» **Objective**: Take from the listing each line that has the string "index".

☆ ☆ ☆

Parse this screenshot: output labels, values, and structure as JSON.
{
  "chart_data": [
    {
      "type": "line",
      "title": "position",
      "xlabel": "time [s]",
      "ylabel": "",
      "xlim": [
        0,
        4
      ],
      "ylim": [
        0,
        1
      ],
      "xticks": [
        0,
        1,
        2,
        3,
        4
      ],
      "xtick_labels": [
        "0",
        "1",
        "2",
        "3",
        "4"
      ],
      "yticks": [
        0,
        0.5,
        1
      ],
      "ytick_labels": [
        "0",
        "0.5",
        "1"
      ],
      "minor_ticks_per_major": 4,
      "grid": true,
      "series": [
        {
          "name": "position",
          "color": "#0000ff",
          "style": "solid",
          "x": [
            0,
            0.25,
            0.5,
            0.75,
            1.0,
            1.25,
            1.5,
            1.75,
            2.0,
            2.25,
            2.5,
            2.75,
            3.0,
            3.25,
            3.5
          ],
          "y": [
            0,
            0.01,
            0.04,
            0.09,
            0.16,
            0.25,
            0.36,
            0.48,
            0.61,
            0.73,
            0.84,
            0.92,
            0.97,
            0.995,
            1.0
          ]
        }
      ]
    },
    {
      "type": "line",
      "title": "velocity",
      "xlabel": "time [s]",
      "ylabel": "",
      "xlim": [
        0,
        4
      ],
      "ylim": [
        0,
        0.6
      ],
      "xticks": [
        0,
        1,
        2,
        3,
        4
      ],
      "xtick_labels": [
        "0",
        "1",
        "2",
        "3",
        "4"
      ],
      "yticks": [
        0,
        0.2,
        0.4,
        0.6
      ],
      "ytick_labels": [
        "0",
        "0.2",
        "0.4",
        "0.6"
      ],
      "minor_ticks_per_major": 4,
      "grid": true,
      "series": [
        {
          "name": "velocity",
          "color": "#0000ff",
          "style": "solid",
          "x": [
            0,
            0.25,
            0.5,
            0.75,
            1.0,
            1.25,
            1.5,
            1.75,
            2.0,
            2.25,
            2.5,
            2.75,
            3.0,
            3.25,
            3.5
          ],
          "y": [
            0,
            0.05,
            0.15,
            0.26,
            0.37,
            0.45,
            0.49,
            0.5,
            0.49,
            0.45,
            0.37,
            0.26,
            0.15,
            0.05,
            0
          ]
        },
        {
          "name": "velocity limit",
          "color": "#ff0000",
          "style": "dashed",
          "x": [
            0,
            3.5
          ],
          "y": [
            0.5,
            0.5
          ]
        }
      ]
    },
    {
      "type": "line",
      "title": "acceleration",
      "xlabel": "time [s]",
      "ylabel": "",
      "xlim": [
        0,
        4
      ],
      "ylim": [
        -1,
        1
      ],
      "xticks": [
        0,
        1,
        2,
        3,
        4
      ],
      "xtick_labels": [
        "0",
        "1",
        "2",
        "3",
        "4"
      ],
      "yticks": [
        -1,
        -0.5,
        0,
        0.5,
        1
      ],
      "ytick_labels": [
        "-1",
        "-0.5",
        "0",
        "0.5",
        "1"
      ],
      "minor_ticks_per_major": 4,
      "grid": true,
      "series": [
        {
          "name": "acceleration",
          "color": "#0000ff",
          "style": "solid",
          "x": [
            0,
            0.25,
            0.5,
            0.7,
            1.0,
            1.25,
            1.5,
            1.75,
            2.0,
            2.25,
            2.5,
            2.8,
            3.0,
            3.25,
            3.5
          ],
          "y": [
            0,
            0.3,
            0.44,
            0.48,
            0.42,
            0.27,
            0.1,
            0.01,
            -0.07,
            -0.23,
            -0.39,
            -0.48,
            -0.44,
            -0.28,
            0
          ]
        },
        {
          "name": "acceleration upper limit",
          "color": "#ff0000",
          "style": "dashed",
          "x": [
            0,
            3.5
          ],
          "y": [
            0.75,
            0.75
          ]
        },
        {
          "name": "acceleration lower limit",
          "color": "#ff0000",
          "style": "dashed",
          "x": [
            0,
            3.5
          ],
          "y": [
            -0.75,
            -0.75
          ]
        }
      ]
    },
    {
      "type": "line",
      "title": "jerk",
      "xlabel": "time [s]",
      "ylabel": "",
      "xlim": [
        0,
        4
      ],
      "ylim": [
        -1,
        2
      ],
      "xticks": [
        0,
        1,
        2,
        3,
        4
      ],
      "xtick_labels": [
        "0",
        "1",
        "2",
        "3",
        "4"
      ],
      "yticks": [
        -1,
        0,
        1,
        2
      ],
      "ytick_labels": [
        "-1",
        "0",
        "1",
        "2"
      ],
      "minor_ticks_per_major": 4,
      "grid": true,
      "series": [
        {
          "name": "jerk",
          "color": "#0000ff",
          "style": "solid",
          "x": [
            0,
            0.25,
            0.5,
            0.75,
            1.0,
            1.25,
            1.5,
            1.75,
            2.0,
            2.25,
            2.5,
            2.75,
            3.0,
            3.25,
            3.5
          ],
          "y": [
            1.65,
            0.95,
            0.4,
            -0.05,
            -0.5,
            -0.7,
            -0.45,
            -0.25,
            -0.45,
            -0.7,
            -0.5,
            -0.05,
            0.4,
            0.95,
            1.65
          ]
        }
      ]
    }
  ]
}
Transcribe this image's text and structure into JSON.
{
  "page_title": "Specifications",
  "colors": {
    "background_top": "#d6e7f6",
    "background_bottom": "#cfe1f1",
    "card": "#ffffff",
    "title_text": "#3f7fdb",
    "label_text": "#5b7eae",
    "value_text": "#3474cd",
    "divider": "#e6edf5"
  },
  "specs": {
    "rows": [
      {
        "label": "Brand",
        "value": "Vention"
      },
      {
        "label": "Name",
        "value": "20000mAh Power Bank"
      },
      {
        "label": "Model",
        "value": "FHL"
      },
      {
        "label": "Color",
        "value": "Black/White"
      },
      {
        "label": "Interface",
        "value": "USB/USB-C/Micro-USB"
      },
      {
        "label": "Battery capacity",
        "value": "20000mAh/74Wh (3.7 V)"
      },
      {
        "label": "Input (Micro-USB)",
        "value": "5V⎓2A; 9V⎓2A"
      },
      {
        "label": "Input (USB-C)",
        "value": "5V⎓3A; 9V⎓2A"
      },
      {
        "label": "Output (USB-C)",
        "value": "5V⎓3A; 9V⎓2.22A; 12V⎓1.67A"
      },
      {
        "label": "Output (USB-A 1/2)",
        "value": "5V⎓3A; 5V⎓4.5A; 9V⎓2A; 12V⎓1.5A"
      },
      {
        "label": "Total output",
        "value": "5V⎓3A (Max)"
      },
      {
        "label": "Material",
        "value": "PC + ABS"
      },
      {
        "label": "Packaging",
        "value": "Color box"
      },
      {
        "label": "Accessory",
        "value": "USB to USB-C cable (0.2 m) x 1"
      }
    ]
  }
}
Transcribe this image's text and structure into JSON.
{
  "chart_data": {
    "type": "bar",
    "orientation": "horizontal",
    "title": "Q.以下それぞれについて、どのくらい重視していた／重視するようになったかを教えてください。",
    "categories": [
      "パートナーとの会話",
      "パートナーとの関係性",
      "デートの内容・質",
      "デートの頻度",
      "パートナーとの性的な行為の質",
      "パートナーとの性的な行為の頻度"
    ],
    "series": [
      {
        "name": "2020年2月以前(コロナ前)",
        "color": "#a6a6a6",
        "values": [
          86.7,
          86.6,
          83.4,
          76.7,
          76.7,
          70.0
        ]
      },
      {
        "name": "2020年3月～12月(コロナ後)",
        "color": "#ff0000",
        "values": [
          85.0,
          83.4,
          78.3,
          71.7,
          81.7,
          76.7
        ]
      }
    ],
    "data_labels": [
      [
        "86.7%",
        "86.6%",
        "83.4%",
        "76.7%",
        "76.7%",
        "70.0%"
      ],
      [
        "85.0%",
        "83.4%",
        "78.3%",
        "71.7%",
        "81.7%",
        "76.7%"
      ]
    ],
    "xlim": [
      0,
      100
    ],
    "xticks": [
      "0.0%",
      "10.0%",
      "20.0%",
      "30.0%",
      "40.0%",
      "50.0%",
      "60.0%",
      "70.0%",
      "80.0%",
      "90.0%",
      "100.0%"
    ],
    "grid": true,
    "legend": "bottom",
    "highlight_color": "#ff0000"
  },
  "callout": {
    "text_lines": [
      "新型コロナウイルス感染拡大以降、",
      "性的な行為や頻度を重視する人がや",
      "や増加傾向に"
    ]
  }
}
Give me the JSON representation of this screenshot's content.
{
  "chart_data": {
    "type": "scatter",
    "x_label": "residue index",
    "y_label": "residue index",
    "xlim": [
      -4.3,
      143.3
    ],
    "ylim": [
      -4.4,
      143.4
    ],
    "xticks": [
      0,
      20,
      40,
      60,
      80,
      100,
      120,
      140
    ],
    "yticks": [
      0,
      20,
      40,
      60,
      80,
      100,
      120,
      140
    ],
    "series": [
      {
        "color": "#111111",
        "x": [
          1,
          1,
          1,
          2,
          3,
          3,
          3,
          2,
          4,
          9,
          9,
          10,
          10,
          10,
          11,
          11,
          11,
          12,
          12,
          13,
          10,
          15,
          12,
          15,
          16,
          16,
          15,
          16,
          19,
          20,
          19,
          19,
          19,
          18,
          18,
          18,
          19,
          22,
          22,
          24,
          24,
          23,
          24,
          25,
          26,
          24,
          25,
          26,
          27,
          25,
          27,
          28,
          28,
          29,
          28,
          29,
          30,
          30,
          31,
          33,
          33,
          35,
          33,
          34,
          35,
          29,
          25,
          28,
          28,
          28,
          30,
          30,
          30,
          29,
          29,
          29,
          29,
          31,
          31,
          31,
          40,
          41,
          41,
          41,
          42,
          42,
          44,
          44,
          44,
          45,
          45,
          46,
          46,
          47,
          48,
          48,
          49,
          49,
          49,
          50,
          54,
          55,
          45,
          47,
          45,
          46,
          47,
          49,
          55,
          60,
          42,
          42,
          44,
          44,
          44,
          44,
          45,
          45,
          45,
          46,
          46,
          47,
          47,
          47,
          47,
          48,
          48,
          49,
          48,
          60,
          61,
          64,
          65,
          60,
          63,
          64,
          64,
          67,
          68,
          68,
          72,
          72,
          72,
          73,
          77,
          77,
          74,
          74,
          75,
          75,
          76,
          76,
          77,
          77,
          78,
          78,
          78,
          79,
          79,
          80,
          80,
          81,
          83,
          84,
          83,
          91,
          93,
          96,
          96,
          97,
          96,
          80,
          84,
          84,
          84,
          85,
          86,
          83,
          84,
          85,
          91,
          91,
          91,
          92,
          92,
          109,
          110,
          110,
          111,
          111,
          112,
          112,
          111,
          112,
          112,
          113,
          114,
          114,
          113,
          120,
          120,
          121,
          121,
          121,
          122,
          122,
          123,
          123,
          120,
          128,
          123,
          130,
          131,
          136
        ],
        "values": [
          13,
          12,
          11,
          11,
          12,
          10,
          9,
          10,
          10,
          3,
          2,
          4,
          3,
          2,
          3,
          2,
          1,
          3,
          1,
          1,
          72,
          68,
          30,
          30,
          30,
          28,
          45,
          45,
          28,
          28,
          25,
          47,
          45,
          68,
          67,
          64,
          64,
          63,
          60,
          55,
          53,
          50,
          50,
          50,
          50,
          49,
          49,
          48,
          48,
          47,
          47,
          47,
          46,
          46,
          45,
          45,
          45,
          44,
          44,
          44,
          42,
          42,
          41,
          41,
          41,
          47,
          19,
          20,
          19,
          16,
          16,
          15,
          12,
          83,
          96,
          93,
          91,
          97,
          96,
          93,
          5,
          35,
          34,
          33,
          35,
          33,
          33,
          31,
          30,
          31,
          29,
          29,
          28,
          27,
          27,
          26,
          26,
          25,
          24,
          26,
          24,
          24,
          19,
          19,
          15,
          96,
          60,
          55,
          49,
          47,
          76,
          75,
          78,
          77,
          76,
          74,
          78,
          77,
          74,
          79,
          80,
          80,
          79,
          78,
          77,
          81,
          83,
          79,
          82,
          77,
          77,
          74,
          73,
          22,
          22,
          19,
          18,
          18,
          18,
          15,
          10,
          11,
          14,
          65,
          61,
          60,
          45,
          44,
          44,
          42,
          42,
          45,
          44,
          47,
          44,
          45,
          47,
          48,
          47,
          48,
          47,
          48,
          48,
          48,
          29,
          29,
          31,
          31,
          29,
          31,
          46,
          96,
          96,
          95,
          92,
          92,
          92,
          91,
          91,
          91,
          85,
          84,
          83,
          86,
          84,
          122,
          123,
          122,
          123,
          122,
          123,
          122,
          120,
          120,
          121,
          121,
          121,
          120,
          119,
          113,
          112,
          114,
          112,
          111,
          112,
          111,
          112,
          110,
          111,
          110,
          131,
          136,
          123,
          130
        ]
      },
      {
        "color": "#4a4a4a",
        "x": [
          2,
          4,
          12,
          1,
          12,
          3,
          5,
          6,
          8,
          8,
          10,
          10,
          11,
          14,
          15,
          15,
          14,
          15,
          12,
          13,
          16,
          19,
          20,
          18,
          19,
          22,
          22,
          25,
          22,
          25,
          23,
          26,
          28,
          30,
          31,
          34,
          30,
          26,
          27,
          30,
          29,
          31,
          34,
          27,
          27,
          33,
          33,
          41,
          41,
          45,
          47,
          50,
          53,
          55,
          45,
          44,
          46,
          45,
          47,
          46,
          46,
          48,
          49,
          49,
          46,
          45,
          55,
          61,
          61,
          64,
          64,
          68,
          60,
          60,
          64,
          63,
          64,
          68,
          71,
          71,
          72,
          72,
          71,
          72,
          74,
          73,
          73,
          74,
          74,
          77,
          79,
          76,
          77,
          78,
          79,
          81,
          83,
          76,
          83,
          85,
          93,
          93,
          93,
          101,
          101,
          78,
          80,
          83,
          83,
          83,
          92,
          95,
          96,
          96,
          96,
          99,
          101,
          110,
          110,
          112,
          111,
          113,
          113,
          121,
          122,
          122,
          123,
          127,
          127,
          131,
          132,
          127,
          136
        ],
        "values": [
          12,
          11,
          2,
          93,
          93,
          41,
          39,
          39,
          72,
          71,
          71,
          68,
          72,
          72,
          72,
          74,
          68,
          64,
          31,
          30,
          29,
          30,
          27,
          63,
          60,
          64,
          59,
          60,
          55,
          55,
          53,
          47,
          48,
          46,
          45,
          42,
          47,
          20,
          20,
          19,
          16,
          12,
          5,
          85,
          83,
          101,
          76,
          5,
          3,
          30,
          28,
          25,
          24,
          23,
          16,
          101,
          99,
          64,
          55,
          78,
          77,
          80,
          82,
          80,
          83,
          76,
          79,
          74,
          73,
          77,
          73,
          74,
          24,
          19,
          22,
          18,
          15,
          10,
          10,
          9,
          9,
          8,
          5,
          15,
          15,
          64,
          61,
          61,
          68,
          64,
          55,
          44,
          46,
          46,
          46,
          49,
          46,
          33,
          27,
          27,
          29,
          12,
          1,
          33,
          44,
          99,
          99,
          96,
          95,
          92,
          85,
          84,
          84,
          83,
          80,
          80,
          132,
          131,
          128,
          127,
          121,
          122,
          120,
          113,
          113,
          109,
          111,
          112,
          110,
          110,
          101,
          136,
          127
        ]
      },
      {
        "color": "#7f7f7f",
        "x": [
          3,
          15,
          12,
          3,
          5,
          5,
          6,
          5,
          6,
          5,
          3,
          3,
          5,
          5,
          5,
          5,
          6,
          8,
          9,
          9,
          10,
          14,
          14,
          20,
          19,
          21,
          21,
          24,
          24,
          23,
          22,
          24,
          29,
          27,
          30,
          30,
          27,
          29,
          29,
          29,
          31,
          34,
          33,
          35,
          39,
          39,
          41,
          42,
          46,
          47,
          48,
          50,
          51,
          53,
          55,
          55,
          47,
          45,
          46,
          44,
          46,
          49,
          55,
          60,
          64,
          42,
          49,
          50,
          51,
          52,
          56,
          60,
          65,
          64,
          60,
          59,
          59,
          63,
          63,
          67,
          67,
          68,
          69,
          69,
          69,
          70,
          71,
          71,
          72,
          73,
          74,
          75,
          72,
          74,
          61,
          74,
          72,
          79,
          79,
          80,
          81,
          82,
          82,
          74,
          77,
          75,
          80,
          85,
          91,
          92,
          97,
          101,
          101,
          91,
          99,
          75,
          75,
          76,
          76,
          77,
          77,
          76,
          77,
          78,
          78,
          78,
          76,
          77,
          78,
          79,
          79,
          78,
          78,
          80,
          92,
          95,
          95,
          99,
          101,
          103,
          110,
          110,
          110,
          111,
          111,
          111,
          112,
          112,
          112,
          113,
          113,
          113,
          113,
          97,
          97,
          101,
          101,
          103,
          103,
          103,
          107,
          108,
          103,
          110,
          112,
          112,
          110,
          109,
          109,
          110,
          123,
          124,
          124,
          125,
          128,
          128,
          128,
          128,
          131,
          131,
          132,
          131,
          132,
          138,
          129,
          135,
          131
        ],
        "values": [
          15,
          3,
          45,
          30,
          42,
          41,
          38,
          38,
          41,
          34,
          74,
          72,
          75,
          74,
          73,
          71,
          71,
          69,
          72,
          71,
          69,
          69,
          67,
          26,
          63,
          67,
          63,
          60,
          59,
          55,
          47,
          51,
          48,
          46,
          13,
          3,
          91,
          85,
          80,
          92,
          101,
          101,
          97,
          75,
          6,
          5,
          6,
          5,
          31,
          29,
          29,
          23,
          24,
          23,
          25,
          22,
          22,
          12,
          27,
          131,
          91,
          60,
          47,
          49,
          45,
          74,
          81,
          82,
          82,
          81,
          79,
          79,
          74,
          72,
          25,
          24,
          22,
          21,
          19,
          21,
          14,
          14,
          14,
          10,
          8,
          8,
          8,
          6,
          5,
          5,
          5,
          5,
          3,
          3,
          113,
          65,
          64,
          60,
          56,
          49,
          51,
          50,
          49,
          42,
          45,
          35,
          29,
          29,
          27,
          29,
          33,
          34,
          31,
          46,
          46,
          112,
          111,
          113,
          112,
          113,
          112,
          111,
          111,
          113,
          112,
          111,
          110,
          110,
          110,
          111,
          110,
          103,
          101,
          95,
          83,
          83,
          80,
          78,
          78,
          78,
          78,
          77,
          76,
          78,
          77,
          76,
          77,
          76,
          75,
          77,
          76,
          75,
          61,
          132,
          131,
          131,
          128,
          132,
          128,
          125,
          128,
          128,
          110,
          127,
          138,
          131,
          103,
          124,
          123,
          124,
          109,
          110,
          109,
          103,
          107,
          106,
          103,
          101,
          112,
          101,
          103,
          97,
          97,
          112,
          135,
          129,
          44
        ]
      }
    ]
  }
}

☆ ☆ ☆

» **Task answer**:
    "x_label": "residue index",
    "y_label": "residue index",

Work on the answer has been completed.